● **Given task**: Locate all lines in the data below that hold "contamos" and show them.

● **Available data**:
::::::::::

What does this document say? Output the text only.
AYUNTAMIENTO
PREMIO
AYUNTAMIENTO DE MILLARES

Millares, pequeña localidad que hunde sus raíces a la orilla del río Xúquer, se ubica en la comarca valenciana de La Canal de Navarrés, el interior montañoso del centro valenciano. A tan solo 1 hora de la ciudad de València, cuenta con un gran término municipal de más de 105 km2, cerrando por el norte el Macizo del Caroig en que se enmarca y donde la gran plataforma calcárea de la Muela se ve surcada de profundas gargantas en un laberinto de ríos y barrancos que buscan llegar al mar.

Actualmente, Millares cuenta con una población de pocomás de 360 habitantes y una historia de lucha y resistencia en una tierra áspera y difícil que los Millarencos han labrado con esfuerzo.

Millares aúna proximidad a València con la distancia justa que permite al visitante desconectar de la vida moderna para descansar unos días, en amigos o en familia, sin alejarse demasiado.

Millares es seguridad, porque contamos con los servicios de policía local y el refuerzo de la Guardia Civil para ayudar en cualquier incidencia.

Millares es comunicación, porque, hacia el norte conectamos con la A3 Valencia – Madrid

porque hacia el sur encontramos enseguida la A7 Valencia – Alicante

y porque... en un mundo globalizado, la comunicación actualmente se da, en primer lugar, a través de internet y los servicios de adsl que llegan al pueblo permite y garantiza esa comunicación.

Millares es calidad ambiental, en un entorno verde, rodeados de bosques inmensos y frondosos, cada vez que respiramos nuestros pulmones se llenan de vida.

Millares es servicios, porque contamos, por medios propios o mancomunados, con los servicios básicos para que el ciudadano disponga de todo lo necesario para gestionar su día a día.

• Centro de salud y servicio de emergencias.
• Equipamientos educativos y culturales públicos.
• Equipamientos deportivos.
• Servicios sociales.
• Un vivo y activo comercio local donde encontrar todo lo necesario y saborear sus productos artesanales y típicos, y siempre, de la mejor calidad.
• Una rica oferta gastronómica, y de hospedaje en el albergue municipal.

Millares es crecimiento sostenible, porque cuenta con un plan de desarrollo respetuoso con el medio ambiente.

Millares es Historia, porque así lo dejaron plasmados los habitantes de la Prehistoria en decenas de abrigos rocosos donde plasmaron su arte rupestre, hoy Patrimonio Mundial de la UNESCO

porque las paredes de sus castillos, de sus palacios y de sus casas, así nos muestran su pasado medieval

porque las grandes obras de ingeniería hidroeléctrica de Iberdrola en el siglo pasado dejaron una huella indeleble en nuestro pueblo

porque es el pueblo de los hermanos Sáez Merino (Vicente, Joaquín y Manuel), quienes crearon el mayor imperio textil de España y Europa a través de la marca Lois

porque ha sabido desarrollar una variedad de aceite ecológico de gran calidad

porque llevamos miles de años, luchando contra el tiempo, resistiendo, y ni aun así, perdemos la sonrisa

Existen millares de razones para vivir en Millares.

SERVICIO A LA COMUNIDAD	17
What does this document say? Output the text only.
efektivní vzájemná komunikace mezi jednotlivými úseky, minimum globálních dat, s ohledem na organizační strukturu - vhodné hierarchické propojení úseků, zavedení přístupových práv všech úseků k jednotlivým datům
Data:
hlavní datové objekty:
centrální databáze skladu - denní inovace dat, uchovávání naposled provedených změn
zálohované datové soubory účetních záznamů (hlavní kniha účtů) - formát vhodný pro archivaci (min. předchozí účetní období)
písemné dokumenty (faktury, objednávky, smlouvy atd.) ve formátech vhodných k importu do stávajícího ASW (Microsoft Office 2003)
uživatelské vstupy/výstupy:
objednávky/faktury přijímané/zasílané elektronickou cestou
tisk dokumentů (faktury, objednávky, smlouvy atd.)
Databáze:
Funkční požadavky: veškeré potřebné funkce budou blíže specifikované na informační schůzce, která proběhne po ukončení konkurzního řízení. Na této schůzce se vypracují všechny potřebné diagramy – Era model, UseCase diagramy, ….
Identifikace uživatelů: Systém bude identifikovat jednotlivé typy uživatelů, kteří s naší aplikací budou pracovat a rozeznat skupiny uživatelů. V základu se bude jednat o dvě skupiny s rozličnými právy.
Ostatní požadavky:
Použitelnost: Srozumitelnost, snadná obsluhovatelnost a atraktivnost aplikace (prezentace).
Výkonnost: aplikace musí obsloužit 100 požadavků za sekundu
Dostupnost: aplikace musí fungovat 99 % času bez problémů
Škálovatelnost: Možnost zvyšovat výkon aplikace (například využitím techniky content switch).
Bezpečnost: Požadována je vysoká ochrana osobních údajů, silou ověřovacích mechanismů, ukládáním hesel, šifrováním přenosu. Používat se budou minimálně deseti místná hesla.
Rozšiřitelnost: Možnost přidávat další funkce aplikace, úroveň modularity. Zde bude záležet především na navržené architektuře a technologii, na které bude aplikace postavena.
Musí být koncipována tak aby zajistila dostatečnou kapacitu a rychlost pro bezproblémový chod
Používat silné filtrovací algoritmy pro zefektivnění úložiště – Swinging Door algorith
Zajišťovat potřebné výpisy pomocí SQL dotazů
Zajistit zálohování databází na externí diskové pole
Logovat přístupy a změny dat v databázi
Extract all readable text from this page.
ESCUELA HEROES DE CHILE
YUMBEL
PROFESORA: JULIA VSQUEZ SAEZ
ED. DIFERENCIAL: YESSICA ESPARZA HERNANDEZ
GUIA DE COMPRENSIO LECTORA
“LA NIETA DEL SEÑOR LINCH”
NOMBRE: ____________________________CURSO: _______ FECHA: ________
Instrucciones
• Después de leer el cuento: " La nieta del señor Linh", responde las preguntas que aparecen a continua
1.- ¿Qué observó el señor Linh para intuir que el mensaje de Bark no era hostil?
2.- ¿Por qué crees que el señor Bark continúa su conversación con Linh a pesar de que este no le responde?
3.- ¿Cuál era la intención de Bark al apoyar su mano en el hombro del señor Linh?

::::::::::

● **Expected answer**:
Millares es seguridad, porque contamos con los servicios de policía local y el refuerzo de la Guardia Civil para ayudar en cualquier incidencia.
Millares es servicios, porque contamos, por medios propios o mancomunados, con los servicios básicos para que el ciudadano disponga de todo lo necesario para gestionar su día a día.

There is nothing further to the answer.